====== RECORDS FOR PROCESSING

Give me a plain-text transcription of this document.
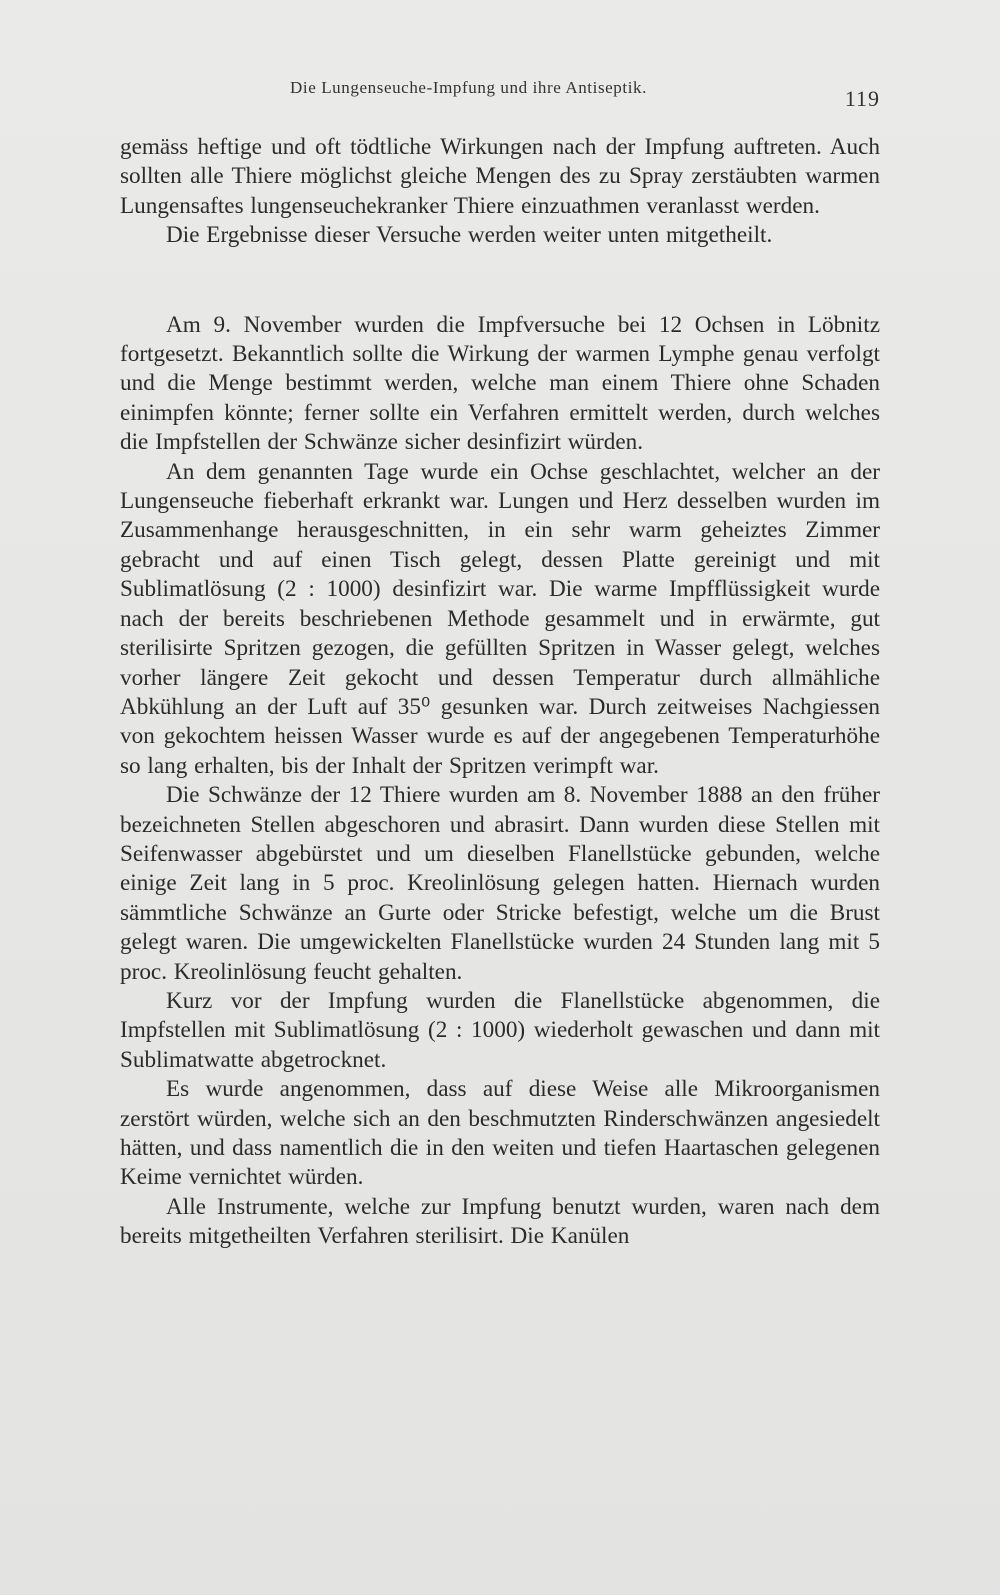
Die Lungenseuche-Impfung und ihre Antiseptik.	119

gemäss heftige und oft tödtliche Wirkungen nach der Impfung auftreten. Auch sollten alle Thiere möglichst gleiche Mengen des zu Spray zerstäubten warmen Lungensaftes lungenseuchekranker Thiere einzuathmen veranlasst werden.

Die Ergebnisse dieser Versuche werden weiter unten mitgetheilt.

Am 9. November wurden die Impfversuche bei 12 Ochsen in Löbnitz fortgesetzt. Bekanntlich sollte die Wirkung der warmen Lymphe genau verfolgt und die Menge bestimmt werden, welche man einem Thiere ohne Schaden einimpfen könnte; ferner sollte ein Verfahren ermittelt werden, durch welches die Impfstellen der Schwänze sicher desinfizirt würden.

An dem genannten Tage wurde ein Ochse geschlachtet, welcher an der Lungenseuche fieberhaft erkrankt war. Lungen und Herz desselben wurden im Zusammenhange herausgeschnitten, in ein sehr warm geheiztes Zimmer gebracht und auf einen Tisch gelegt, dessen Platte gereinigt und mit Sublimatlösung (2 : 1000) desinfizirt war. Die warme Impfflüssigkeit wurde nach der bereits beschriebenen Methode gesammelt und in erwärmte, gut sterilisirte Spritzen gezogen, die gefüllten Spritzen in Wasser gelegt, welches vorher längere Zeit gekocht und dessen Temperatur durch allmähliche Abkühlung an der Luft auf 35⁰ gesunken war. Durch zeitweises Nachgiessen von gekochtem heissen Wasser wurde es auf der angegebenen Temperaturhöhe so lang erhalten, bis der Inhalt der Spritzen verimpft war.

Die Schwänze der 12 Thiere wurden am 8. November 1888 an den früher bezeichneten Stellen abgeschoren und abrasirt. Dann wurden diese Stellen mit Seifenwasser abgebürstet und um dieselben Flanellstücke gebunden, welche einige Zeit lang in 5 proc. Kreolinlösung gelegen hatten. Hiernach wurden sämmtliche Schwänze an Gurte oder Stricke befestigt, welche um die Brust gelegt waren. Die umgewickelten Flanellstücke wurden 24 Stunden lang mit 5 proc. Kreolinlösung feucht gehalten.

Kurz vor der Impfung wurden die Flanellstücke abgenommen, die Impfstellen mit Sublimatlösung (2 : 1000) wiederholt gewaschen und dann mit Sublimatwatte abgetrocknet.

Es wurde angenommen, dass auf diese Weise alle Mikroorganismen zerstört würden, welche sich an den beschmutzten Rinderschwänzen angesiedelt hätten, und dass namentlich die in den weiten und tiefen Haartaschen gelegenen Keime vernichtet würden.

Alle Instrumente, welche zur Impfung benutzt wurden, waren nach dem bereits mitgetheilten Verfahren sterilisirt. Die Kanülen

============

_PROBLEM REQUIREMENTS:_ All lines with the word "Impfstellen" must be located in the data and copied.

_RESPONSE:_
Am 9. November wurden die Impfversuche bei 12 Ochsen in Löbnitz fortgesetzt. Bekanntlich sollte die Wirkung der warmen Lymphe genau verfolgt und die Menge bestimmt werden, welche man einem Thiere ohne Schaden einimpfen könnte; ferner sollte ein Verfahren ermittelt werden, durch welches die Impfstellen der Schwänze sicher desinfizirt würden.
Kurz vor der Impfung wurden die Flanellstücke abgenommen, die Impfstellen mit Sublimatlösung (2 : 1000) wiederholt gewaschen und dann mit Sublimatwatte abgetrocknet.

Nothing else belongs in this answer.